=== SOURCE RECORDS ===

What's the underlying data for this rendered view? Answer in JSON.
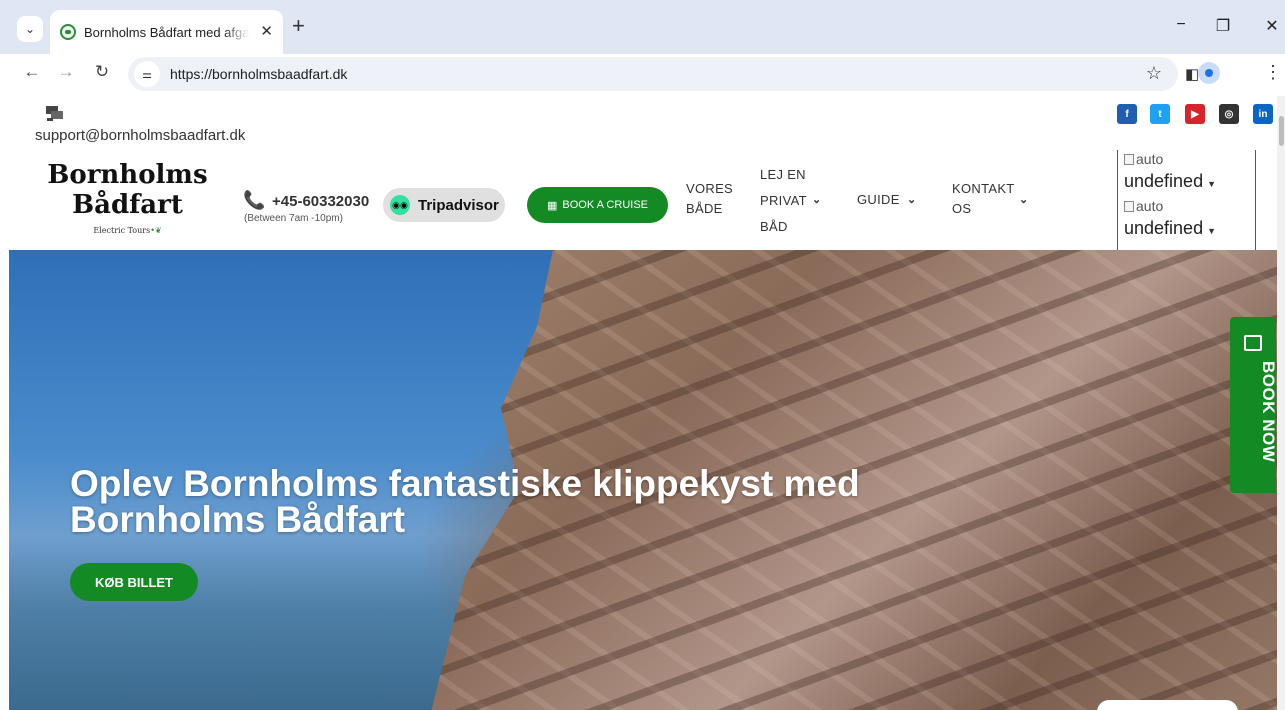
{
  "browser": {
    "tab_title": "Bornholms Bådfart med afgang",
    "url": "https://bornholmsbaadfart.dk",
    "new_tab": "+",
    "tab_close": "✕",
    "minimize": "−",
    "restore": "❐",
    "close": "✕"
  },
  "site": {
    "support_email": "support@bornholmsbaadfart.dk",
    "logo_line1": "Bornholms",
    "logo_line2": "Bådfart",
    "logo_tagline": "Electric Tours",
    "phone": "+45-60332030",
    "phone_hours": "(Between 7am -10pm)",
    "tripadvisor": "Tripadvisor",
    "book_cruise": "BOOK A CRUISE",
    "nav": {
      "vores_1": "VORES",
      "vores_2": "BÅDE",
      "lej_1": "LEJ EN",
      "lej_2": "PRIVAT",
      "lej_3": "BÅD",
      "guide": "GUIDE",
      "kontakt_1": "KONTAKT",
      "kontakt_2": "OS"
    },
    "lang": {
      "img_alt_1": "auto",
      "value_1": "undefined",
      "img_alt_2": "auto",
      "value_2": "undefined"
    },
    "social": {
      "facebook": "f",
      "twitter": "t",
      "youtube": "▶",
      "instagram": "◎",
      "linkedin": "in"
    }
  },
  "hero": {
    "title_line1": "Oplev Bornholms fantastiske klippekyst med",
    "title_line2": "Bornholms Bådfart",
    "cta": "KØB BILLET",
    "book_now": "BOOK NOW"
  }
}
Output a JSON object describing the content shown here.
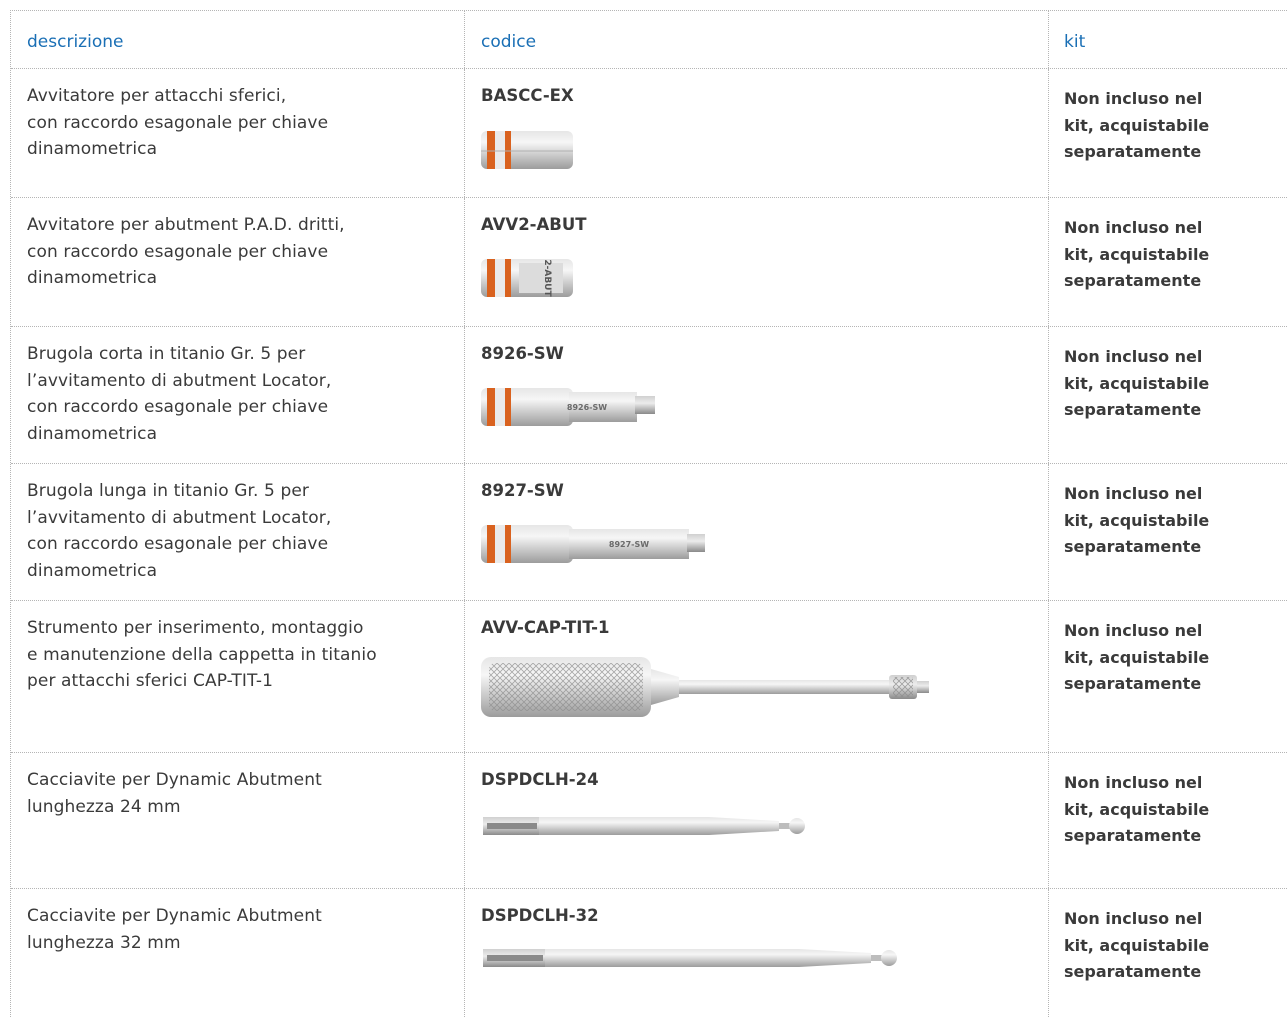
{
  "header": {
    "col_descrizione": "descrizione",
    "col_codice": "codice",
    "col_kit": "kit"
  },
  "colors": {
    "header_text": "#1a6fb5",
    "body_text": "#3a3a3a",
    "grid_lines": "#b5b5b5",
    "o_ring": "#d9621f"
  },
  "rows": [
    {
      "description": [
        "Avvitatore per attacchi sferici,",
        "con raccordo esagonale per chiave",
        "dinamometrica"
      ],
      "code": "BASCC-EX",
      "kit": [
        "Non incluso nel",
        "kit, acquistabile",
        "separatamente"
      ],
      "image": "ball-attachment-screwdriver-image"
    },
    {
      "description": [
        "Avvitatore per abutment P.A.D. dritti,",
        "con raccordo esagonale per chiave",
        "dinamometrica"
      ],
      "code": "AVV2-ABUT",
      "kit": [
        "Non incluso nel",
        "kit, acquistabile",
        "separatamente"
      ],
      "image_label": "2-ABUT",
      "image": "pad-abutment-screwdriver-image"
    },
    {
      "description": [
        "Brugola corta in titanio Gr. 5 per",
        "l’avvitamento di abutment Locator,",
        "con raccordo esagonale per chiave",
        "dinamometrica"
      ],
      "code": "8926-SW",
      "kit": [
        "Non incluso nel",
        "kit, acquistabile",
        "separatamente"
      ],
      "image_label": "8926-SW",
      "image": "short-hex-key-image"
    },
    {
      "description": [
        "Brugola lunga in titanio Gr. 5 per",
        "l’avvitamento di abutment Locator,",
        "con raccordo esagonale per chiave",
        "dinamometrica"
      ],
      "code": "8927-SW",
      "kit": [
        "Non incluso nel",
        "kit, acquistabile",
        "separatamente"
      ],
      "image_label": "8927-SW",
      "image": "long-hex-key-image"
    },
    {
      "description": [
        "Strumento per inserimento, montaggio",
        "e manutenzione della cappetta in titanio",
        "per attacchi sferici CAP-TIT-1"
      ],
      "code": "AVV-CAP-TIT-1",
      "kit": [
        "Non incluso nel",
        "kit, acquistabile",
        "separatamente"
      ],
      "image": "cap-insertion-tool-image"
    },
    {
      "description": [
        "Cacciavite per Dynamic Abutment",
        "lunghezza 24 mm"
      ],
      "code": "DSPDCLH-24",
      "kit": [
        "Non incluso nel",
        "kit, acquistabile",
        "separatamente"
      ],
      "image": "dynamic-abutment-driver-24-image"
    },
    {
      "description": [
        "Cacciavite per Dynamic Abutment",
        "lunghezza 32 mm"
      ],
      "code": "DSPDCLH-32",
      "kit": [
        "Non incluso nel",
        "kit, acquistabile",
        "separatamente"
      ],
      "image": "dynamic-abutment-driver-32-image"
    }
  ]
}
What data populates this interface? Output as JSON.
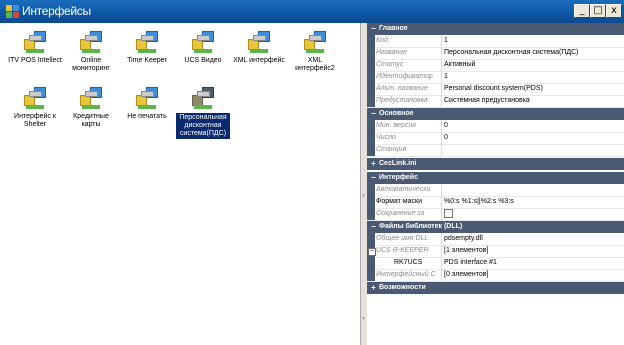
{
  "window": {
    "title": "Интерфейсы",
    "buttons": {
      "minimize": "_",
      "restore": "□",
      "close": "x"
    }
  },
  "icons": [
    {
      "label": "ITV POS Intellect"
    },
    {
      "label": "Online мониторинг"
    },
    {
      "label": "Time Keeper"
    },
    {
      "label": "UCS Видео"
    },
    {
      "label": "XML интерфейс"
    },
    {
      "label": "XML интерфейс2"
    },
    {
      "label": "Интерфейс к Shelter"
    },
    {
      "label": "Кредитные карты"
    },
    {
      "label": "Не печатать"
    },
    {
      "label": "Персональная дисконтная система(ПДС)"
    }
  ],
  "selected_icon_index": 9,
  "properties": {
    "cat_main": {
      "sign": "−",
      "label": "Главное"
    },
    "main_rows": [
      {
        "name": "Код",
        "value": "1"
      },
      {
        "name": "Название",
        "value": "Персональная дисконтная система(ПДС)"
      },
      {
        "name": "Статус",
        "value": "Активный"
      },
      {
        "name": "Идентификатор",
        "value": "1"
      },
      {
        "name": "Альт. название",
        "value": "Personal discount system(PDS)"
      },
      {
        "name": "Предустановка",
        "value": "Системная предустановка"
      }
    ],
    "cat_basic": {
      "sign": "−",
      "label": "Основное"
    },
    "basic_rows": [
      {
        "name": "Мин. версия",
        "value": "0"
      },
      {
        "name": "Число",
        "value": "0"
      },
      {
        "name": "Станция",
        "value": ""
      }
    ],
    "cat_cec": {
      "sign": "+",
      "label": "CecLink.ini"
    },
    "cat_iface": {
      "sign": "−",
      "label": "Интерфейс"
    },
    "iface_rows": [
      {
        "name": "Автоматически",
        "value": ""
      },
      {
        "name": "Формат маски",
        "value": "%0:s %1:s||%2:s %3:s"
      },
      {
        "name": "Сохранение за",
        "value": ""
      }
    ],
    "cat_libs": {
      "sign": "−",
      "label": "Файлы библиотек (DLL)"
    },
    "lib_rows": [
      {
        "name": "Общее имя DLL",
        "value": "pdsempty.dll"
      },
      {
        "name": "UCS R-KEEPER",
        "value": "[1 элементов]"
      },
      {
        "name": "RK7UCS",
        "value": "PDS interface #1"
      },
      {
        "name": "Интерфейсный С",
        "value": "[0 элементов]"
      }
    ],
    "cat_caps": {
      "sign": "+",
      "label": "Возможности"
    }
  },
  "colors": {
    "title_bar": "#0f56a3",
    "category": "#4b5a73",
    "selected": "#0b2a6e"
  }
}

===

WHAT TO WORK ON → Pictures are not part of the copy; reproduce everything else in the records exactly.

EXERCISE RESPONSE →
What's the underlying data for this rendered view? Answer in JSON.
{
  "browser": {
    "tab_title": "Bornholms Bådfart med afgang",
    "url": "https://bornholmsbaadfart.dk",
    "new_tab": "+",
    "tab_close": "✕",
    "minimize": "−",
    "restore": "❐",
    "close": "✕"
  },
  "site": {
    "support_email": "support@bornholmsbaadfart.dk",
    "logo_line1": "Bornholms",
    "logo_line2": "Bådfart",
    "logo_tagline": "Electric Tours",
    "phone": "+45-60332030",
    "phone_hours": "(Between 7am -10pm)",
    "tripadvisor": "Tripadvisor",
    "book_cruise": "BOOK A CRUISE",
    "nav": {
      "vores_1": "VORES",
      "vores_2": "BÅDE",
      "lej_1": "LEJ EN",
      "lej_2": "PRIVAT",
      "lej_3": "BÅD",
      "guide": "GUIDE",
      "kontakt_1": "KONTAKT",
      "kontakt_2": "OS"
    },
    "lang": {
      "img_alt_1": "auto",
      "value_1": "undefined",
      "img_alt_2": "auto",
      "value_2": "undefined"
    },
    "social": {
      "facebook": "f",
      "twitter": "t",
      "youtube": "▶",
      "instagram": "◎",
      "linkedin": "in"
    }
  },
  "hero": {
    "title_line1": "Oplev Bornholms fantastiske klippekyst med",
    "title_line2": "Bornholms Bådfart",
    "cta": "KØB BILLET",
    "book_now": "BOOK NOW"
  }
}
Output a JSON object describing the content shown here.
{
  "header": {
    "col_descrizione": "descrizione",
    "col_codice": "codice",
    "col_kit": "kit"
  },
  "colors": {
    "header_text": "#1a6fb5",
    "body_text": "#3a3a3a",
    "grid_lines": "#b5b5b5",
    "o_ring": "#d9621f"
  },
  "rows": [
    {
      "description": [
        "Avvitatore per attacchi sferici,",
        "con raccordo esagonale per chiave",
        "dinamometrica"
      ],
      "code": "BASCC-EX",
      "kit": [
        "Non incluso nel",
        "kit, acquistabile",
        "separatamente"
      ],
      "image": "ball-attachment-screwdriver-image"
    },
    {
      "description": [
        "Avvitatore per abutment P.A.D. dritti,",
        "con raccordo esagonale per chiave",
        "dinamometrica"
      ],
      "code": "AVV2-ABUT",
      "kit": [
        "Non incluso nel",
        "kit, acquistabile",
        "separatamente"
      ],
      "image_label": "2-ABUT",
      "image": "pad-abutment-screwdriver-image"
    },
    {
      "description": [
        "Brugola corta in titanio Gr. 5 per",
        "l’avvitamento di abutment Locator,",
        "con raccordo esagonale per chiave",
        "dinamometrica"
      ],
      "code": "8926-SW",
      "kit": [
        "Non incluso nel",
        "kit, acquistabile",
        "separatamente"
      ],
      "image_label": "8926-SW",
      "image": "short-hex-key-image"
    },
    {
      "description": [
        "Brugola lunga in titanio Gr. 5 per",
        "l’avvitamento di abutment Locator,",
        "con raccordo esagonale per chiave",
        "dinamometrica"
      ],
      "code": "8927-SW",
      "kit": [
        "Non incluso nel",
        "kit, acquistabile",
        "separatamente"
      ],
      "image_label": "8927-SW",
      "image": "long-hex-key-image"
    },
    {
      "description": [
        "Strumento per inserimento, montaggio",
        "e manutenzione della cappetta in titanio",
        "per attacchi sferici CAP-TIT-1"
      ],
      "code": "AVV-CAP-TIT-1",
      "kit": [
        "Non incluso nel",
        "kit, acquistabile",
        "separatamente"
      ],
      "image": "cap-insertion-tool-image"
    },
    {
      "description": [
        "Cacciavite per Dynamic Abutment",
        "lunghezza 24 mm"
      ],
      "code": "DSPDCLH-24",
      "kit": [
        "Non incluso nel",
        "kit, acquistabile",
        "separatamente"
      ],
      "image": "dynamic-abutment-driver-24-image"
    },
    {
      "description": [
        "Cacciavite per Dynamic Abutment",
        "lunghezza 32 mm"
      ],
      "code": "DSPDCLH-32",
      "kit": [
        "Non incluso nel",
        "kit, acquistabile",
        "separatamente"
      ],
      "image": "dynamic-abutment-driver-32-image"
    }
  ]
}
What data populates this interface? Output as JSON.
{
  "window": {
    "title": "Интерфейсы",
    "buttons": {
      "minimize": "_",
      "restore": "□",
      "close": "x"
    }
  },
  "icons": [
    {
      "label": "ITV POS Intellect"
    },
    {
      "label": "Online мониторинг"
    },
    {
      "label": "Time Keeper"
    },
    {
      "label": "UCS Видео"
    },
    {
      "label": "XML интерфейс"
    },
    {
      "label": "XML интерфейс2"
    },
    {
      "label": "Интерфейс к Shelter"
    },
    {
      "label": "Кредитные карты"
    },
    {
      "label": "Не печатать"
    },
    {
      "label": "Персональная дисконтная система(ПДС)"
    }
  ],
  "selected_icon_index": 9,
  "properties": {
    "cat_main": {
      "sign": "−",
      "label": "Главное"
    },
    "main_rows": [
      {
        "name": "Код",
        "value": "1"
      },
      {
        "name": "Название",
        "value": "Персональная дисконтная система(ПДС)"
      },
      {
        "name": "Статус",
        "value": "Активный"
      },
      {
        "name": "Идентификатор",
        "value": "1"
      },
      {
        "name": "Альт. название",
        "value": "Personal discount system(PDS)"
      },
      {
        "name": "Предустановка",
        "value": "Системная предустановка"
      }
    ],
    "cat_basic": {
      "sign": "−",
      "label": "Основное"
    },
    "basic_rows": [
      {
        "name": "Мин. версия",
        "value": "0"
      },
      {
        "name": "Число",
        "value": "0"
      },
      {
        "name": "Станция",
        "value": ""
      }
    ],
    "cat_cec": {
      "sign": "+",
      "label": "CecLink.ini"
    },
    "cat_iface": {
      "sign": "−",
      "label": "Интерфейс"
    },
    "iface_rows": [
      {
        "name": "Автоматически",
        "value": ""
      },
      {
        "name": "Формат маски",
        "value": "%0:s %1:s||%2:s %3:s"
      },
      {
        "name": "Сохранение за",
        "value": ""
      }
    ],
    "cat_libs": {
      "sign": "−",
      "label": "Файлы библиотек (DLL)"
    },
    "lib_rows": [
      {
        "name": "Общее имя DLL",
        "value": "pdsempty.dll"
      },
      {
        "name": "UCS R-KEEPER",
        "value": "[1 элементов]"
      },
      {
        "name": "RK7UCS",
        "value": "PDS interface #1"
      },
      {
        "name": "Интерфейсный С",
        "value": "[0 элементов]"
      }
    ],
    "cat_caps": {
      "sign": "+",
      "label": "Возможности"
    }
  },
  "colors": {
    "title_bar": "#0f56a3",
    "category": "#4b5a73",
    "selected": "#0b2a6e"
  }
}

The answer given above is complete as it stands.